**Instruction**
The exercise asks you to copy every line below in which "name" appears.
--- Begin ---
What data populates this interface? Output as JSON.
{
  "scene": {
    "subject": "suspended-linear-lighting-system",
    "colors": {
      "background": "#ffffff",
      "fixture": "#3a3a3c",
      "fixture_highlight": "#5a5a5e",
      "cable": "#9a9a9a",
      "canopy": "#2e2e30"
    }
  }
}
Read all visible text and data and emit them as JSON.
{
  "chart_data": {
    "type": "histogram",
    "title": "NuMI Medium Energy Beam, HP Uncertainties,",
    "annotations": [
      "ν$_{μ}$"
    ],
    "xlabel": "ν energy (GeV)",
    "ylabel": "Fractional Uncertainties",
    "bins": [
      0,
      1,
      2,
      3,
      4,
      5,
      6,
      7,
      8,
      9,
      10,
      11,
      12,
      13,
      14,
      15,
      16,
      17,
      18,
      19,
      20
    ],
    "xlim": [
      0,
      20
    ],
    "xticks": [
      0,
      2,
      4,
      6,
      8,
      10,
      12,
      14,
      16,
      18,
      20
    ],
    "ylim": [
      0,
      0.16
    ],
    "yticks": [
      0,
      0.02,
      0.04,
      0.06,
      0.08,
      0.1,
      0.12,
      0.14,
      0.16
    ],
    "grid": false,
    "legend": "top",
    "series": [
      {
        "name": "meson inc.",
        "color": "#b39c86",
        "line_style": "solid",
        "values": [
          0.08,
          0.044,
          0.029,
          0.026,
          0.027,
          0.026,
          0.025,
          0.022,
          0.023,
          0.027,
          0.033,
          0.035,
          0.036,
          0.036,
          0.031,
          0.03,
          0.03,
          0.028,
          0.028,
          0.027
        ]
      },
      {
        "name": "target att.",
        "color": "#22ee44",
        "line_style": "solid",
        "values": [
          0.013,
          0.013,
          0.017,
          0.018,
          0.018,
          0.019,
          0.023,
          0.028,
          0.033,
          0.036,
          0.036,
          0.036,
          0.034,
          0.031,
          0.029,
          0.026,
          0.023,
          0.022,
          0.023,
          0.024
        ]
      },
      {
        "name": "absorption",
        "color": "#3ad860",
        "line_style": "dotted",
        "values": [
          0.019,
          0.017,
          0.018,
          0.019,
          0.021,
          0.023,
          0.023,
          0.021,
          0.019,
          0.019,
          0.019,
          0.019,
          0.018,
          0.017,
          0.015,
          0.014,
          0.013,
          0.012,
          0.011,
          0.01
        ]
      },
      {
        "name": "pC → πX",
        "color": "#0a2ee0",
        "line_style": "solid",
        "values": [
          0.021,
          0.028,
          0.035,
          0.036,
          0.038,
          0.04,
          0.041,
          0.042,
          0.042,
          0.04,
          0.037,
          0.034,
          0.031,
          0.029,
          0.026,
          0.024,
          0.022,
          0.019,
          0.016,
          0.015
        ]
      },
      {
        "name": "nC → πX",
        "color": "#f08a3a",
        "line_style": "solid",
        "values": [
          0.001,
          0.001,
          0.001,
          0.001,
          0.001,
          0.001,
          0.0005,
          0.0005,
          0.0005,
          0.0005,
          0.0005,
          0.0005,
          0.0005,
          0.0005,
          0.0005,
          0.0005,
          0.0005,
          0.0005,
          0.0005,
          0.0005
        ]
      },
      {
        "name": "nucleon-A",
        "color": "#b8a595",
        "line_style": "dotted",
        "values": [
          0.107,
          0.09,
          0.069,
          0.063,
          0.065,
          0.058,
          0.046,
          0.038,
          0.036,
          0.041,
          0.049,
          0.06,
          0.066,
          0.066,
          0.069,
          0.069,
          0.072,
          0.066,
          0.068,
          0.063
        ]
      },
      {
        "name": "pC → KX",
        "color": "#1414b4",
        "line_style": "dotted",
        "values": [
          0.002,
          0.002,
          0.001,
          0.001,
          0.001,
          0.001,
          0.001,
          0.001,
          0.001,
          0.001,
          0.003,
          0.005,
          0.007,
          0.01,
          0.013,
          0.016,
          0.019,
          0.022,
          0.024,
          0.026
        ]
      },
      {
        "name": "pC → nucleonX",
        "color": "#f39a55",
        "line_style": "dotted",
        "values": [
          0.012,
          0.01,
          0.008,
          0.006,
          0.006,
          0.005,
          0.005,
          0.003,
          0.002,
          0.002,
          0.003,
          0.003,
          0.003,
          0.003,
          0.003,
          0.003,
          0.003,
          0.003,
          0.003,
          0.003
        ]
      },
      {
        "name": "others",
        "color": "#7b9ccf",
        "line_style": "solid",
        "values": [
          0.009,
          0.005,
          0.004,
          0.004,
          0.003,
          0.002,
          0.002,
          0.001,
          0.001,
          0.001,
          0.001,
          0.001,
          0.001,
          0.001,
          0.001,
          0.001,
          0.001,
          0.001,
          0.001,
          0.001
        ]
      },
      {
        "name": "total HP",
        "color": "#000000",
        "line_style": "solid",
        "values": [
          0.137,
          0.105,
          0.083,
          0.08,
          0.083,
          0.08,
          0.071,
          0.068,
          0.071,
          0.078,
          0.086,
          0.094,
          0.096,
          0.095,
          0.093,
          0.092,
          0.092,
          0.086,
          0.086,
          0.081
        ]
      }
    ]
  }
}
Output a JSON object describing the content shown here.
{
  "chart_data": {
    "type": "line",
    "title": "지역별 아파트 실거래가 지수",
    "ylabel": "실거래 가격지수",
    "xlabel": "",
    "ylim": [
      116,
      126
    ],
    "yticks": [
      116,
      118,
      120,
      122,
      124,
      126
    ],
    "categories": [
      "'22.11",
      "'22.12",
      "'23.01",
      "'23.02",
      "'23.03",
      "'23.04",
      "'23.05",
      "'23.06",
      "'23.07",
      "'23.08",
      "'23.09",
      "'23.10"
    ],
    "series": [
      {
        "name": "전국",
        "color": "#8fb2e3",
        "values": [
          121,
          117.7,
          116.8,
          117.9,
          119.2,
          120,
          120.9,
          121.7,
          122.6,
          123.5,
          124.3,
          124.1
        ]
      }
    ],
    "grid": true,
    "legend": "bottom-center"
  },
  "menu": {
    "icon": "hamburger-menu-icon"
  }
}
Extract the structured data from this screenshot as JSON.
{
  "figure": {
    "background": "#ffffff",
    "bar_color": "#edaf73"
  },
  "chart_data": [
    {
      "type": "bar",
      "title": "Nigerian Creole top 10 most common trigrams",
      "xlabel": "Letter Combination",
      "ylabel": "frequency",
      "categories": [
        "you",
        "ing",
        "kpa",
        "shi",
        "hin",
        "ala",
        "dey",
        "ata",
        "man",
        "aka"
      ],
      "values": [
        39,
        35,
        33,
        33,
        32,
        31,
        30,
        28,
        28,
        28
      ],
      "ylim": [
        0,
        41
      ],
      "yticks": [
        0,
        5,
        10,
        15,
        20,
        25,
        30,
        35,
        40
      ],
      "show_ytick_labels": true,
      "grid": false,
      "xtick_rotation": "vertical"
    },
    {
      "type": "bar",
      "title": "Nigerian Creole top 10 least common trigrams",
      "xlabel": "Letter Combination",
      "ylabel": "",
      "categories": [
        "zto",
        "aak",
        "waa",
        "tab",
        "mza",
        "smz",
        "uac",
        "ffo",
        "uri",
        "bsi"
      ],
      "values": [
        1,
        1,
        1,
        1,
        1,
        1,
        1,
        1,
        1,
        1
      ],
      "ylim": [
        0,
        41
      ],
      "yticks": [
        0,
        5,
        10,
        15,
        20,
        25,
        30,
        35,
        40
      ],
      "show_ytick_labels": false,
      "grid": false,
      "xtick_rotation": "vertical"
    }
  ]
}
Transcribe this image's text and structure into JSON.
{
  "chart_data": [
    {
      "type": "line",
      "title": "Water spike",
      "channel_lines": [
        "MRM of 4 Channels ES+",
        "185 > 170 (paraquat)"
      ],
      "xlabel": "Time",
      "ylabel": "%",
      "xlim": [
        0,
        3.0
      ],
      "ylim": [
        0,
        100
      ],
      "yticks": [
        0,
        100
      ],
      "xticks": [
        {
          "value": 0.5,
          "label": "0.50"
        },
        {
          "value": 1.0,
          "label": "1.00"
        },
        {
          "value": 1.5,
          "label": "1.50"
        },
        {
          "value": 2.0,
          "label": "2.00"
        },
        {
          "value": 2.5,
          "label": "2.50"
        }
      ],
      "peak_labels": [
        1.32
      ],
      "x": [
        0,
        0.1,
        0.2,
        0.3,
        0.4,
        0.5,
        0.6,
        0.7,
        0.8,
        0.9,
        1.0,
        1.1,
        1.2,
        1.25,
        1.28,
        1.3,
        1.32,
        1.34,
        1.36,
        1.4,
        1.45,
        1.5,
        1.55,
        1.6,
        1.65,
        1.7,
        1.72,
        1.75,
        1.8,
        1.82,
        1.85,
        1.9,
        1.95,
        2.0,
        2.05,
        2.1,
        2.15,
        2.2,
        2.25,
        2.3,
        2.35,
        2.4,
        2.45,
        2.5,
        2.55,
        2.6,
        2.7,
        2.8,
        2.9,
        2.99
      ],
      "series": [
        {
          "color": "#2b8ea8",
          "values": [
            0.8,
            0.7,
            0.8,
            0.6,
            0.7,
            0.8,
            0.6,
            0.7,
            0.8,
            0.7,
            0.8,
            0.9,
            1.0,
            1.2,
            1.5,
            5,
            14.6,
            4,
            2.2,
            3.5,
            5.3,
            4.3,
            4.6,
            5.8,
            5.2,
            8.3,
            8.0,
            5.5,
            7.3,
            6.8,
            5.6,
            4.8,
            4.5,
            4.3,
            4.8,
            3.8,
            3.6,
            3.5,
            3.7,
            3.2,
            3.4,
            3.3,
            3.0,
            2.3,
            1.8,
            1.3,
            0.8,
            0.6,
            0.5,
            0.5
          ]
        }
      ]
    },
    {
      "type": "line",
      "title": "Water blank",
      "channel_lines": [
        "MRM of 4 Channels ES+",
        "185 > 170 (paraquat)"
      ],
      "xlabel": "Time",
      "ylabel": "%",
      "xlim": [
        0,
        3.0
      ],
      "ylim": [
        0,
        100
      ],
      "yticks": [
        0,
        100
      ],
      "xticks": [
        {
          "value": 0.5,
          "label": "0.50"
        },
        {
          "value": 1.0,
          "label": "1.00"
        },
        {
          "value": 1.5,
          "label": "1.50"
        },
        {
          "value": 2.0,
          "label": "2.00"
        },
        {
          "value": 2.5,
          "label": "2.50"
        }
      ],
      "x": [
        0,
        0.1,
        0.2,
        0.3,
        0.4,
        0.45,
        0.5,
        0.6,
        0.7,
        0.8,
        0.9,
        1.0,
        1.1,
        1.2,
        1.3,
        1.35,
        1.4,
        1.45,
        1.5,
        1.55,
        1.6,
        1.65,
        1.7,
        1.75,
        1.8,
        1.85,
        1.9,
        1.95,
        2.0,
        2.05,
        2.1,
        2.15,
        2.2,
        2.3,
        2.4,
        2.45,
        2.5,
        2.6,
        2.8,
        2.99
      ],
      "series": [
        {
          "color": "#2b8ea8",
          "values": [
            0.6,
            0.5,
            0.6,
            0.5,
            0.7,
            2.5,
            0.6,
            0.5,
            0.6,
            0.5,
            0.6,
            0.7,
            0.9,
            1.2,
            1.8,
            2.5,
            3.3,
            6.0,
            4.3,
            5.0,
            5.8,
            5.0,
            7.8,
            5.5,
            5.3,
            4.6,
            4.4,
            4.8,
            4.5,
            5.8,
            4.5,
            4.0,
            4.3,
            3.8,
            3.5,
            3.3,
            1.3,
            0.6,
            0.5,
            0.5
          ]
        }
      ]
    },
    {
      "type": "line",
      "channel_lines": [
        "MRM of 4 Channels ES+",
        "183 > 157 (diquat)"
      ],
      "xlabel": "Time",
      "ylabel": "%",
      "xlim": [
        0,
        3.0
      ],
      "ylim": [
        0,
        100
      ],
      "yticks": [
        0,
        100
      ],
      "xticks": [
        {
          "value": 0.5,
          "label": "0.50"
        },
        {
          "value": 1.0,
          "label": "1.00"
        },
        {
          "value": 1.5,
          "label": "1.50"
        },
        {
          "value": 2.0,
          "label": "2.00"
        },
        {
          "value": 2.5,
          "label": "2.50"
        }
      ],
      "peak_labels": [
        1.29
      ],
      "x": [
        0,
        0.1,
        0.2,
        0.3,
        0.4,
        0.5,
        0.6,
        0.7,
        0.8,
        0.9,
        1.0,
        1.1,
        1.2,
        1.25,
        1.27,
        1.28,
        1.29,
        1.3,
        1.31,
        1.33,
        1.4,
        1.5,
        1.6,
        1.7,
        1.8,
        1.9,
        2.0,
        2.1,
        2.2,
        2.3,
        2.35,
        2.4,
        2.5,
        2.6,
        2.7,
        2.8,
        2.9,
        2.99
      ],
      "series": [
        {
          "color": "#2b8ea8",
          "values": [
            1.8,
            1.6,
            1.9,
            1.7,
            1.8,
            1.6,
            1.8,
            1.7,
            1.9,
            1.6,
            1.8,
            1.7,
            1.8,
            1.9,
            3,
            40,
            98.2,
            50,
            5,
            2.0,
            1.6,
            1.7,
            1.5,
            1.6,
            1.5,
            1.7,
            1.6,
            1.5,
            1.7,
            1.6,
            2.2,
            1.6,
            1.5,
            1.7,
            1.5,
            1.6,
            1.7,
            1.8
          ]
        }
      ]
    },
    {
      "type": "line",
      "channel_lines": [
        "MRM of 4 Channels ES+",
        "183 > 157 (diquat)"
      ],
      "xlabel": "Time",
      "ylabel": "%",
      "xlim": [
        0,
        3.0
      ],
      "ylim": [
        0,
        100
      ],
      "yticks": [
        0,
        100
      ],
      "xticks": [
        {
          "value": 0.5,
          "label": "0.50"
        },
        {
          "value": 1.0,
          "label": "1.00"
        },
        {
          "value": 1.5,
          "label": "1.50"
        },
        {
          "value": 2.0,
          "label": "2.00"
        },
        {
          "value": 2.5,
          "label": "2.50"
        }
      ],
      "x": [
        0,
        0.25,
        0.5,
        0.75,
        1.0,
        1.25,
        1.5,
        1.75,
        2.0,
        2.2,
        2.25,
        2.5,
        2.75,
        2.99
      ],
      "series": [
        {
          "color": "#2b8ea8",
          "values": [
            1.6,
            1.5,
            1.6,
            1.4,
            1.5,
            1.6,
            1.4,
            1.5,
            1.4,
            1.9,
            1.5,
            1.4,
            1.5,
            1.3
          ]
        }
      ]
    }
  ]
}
--- End ---
**Written reply**
        "name": "meson inc.",
        "name": "target att.",
        "name": "absorption",
        "name": "pC → πX",
        "name": "nC → πX",
        "name": "nucleon-A",
        "name": "pC → KX",
        "name": "pC → nucleonX",
        "name": "others",
        "name": "total HP",
        "name": "전국",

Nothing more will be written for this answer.